# ASSIGNMENT
Pick up the account of the drive out to dinner at Charles City tavern after its last sentence and carry it forward.

# GIVEN TEXT
┌──

For the record, I will leave the city for a meal on a screened porch.
Although I don't often head to the counties to eat, that's exactly what I did when a friend suggested Charles City tavern for dinner tonight.
Out Route 5 we drove on this beautiful evening, the Kinks blaring while discussing the Post's recent series on LBJ, past Curles Neck Farm and Shirley Plantation, past manicured fields and through tunnels of trees that felt as enveloping as the farmlands felt wide open.
I wasn't surprised when we got to the tavern to roll into a full parking lot. We couldn't have been the only ones lured east by a road trip or west by a southern meal. For that matter, I couldn't be the only Gemini still managing to celebrate her birthday eight days after the fact.
Or am I?
The garden around the porches was ablaze with plump flowering bushes covered in red blooms and purple irises just a tad past their prime.
Walking up the porch steps, a fat, gray cat on the top step looked us over and gave us a nod of approval. In we went.
We waited just inside the door to be seated but both servers were hectically running around, so it took a few minutes before one smiled and told us to follow him.

└──

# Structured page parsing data
┌──

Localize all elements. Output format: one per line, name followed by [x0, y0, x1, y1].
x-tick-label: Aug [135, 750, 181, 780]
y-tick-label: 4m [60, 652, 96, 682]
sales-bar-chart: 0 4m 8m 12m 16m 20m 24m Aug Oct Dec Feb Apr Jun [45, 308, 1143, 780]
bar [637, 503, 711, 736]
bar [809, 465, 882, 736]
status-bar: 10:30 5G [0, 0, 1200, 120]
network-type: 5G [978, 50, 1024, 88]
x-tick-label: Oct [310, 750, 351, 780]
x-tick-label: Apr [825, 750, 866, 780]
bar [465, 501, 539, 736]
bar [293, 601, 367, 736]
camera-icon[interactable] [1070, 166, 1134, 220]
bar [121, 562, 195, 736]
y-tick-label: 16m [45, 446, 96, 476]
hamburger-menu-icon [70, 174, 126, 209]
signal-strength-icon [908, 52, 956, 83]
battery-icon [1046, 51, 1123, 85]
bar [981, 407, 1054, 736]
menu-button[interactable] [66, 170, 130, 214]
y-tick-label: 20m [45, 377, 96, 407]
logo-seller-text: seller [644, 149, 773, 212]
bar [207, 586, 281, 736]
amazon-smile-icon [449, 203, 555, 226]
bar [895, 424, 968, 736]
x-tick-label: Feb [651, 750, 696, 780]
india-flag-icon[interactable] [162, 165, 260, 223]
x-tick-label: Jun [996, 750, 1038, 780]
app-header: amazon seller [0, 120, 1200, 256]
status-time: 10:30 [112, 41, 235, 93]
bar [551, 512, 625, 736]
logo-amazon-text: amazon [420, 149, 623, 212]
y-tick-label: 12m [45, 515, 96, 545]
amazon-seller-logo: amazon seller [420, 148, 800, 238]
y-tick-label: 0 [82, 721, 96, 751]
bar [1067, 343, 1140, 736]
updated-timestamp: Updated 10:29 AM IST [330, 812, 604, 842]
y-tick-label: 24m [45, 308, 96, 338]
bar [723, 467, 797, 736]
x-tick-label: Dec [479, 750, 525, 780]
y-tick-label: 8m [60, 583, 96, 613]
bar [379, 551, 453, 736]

└──

# EXERCISE RESULT
Since our decision to eat there had been a last minute one, there were no tables free on the porch so we settled for a table by a window in the tavern side, leaving the dining room to a far more circumspect looking crowd.
I knew we'd made the right choice as I sat down and a woman at the next table smiled and said hello to me. It was a small room, so we might as well make friends.
The music was pure '70s- Pablo Cruise, Starland Vocal Band - not necessarily a bad thing given the crowd.
After listening to the specials, I chose one to start, an asparagus and wild mushroom soup with lumps of crab meat, to be followed by a crab cake with corn and ham ragout.
"Wow, it's a crab kind of night, isn't it?" our server grinned after hearing my order. When you grow up in Maryland, any night (or day) is good for crabs, my friend.
Asparagus essence imbued every mouthful of the creamy green soup full of nicely sized chunks of crab while my friend was bowled over with the sheer size of his fried oyster appetizer.
You know how men can be about size. Was your fish really that big?
The ragout of ham and corn played the sweet/salty game beautifully, winning out over the crab cakes, but I can be picky about them. In my family, they're not much more than lumps held together with the most minimal binder before enjoying a buttery saute and these were breaded and fried, not really my style.
My friend's shrimp and grits got major points for the Byrd's Mill grits, not just because they're local but because they're so good. Fried okra nuggets less so.
As we were chowing down, we got off on a history tangent when my friend said he'd decided he needed to read a good biography of George Washington.
Coincidentally, when I'd been at the John Marshall House, I'd learned that Marshall had written a five-volume bio of George that's still in print. A week ago, I wouldn't have known that, but tonight was a different story.
Come on, what could be better than a bio written by someone who knew the guy when he was alive?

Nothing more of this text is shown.